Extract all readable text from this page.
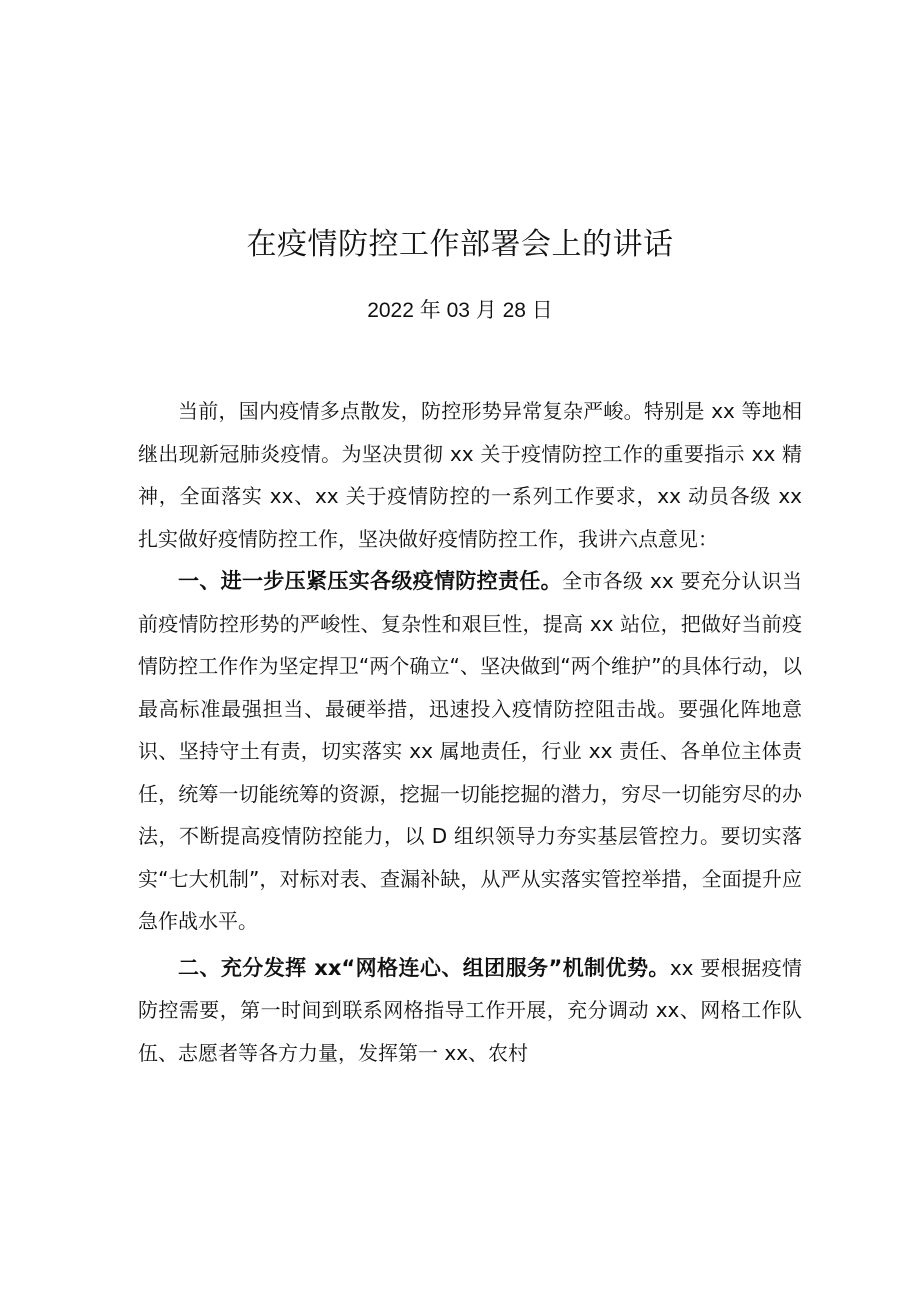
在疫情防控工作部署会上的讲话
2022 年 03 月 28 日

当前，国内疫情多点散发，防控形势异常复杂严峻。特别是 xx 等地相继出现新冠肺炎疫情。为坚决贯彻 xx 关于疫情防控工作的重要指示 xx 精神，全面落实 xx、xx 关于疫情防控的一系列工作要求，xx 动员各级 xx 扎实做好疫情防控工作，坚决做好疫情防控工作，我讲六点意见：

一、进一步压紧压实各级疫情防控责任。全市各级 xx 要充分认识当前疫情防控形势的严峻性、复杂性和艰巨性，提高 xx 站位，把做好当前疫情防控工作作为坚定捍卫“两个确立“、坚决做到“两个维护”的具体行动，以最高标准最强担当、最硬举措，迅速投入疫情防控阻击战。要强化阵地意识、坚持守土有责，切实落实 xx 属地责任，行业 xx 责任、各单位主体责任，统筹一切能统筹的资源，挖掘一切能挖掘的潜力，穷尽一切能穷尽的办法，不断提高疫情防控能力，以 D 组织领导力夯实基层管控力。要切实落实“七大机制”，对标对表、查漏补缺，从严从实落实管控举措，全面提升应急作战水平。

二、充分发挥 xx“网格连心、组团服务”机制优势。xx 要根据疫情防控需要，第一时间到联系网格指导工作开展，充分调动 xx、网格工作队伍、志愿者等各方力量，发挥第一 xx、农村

= Given task =
The records above must be echoed exactly, minus their pictures.

= Finished exercise =
Extract all readable text from this page.
在疫情防控工作部署会上的讲话
2022 年 03 月 28 日

当前，国内疫情多点散发，防控形势异常复杂严峻。特别是 xx 等地相继出现新冠肺炎疫情。为坚决贯彻 xx 关于疫情防控工作的重要指示 xx 精神，全面落实 xx、xx 关于疫情防控的一系列工作要求，xx 动员各级 xx 扎实做好疫情防控工作，坚决做好疫情防控工作，我讲六点意见：

一、进一步压紧压实各级疫情防控责任。全市各级 xx 要充分认识当前疫情防控形势的严峻性、复杂性和艰巨性，提高 xx 站位，把做好当前疫情防控工作作为坚定捍卫“两个确立“、坚决做到“两个维护”的具体行动，以最高标准最强担当、最硬举措，迅速投入疫情防控阻击战。要强化阵地意识、坚持守土有责，切实落实 xx 属地责任，行业 xx 责任、各单位主体责任，统筹一切能统筹的资源，挖掘一切能挖掘的潜力，穷尽一切能穷尽的办法，不断提高疫情防控能力，以 D 组织领导力夯实基层管控力。要切实落实“七大机制”，对标对表、查漏补缺，从严从实落实管控举措，全面提升应急作战水平。

二、充分发挥 xx“网格连心、组团服务”机制优势。xx 要根据疫情防控需要，第一时间到联系网格指导工作开展，充分调动 xx、网格工作队伍、志愿者等各方力量，发挥第一 xx、农村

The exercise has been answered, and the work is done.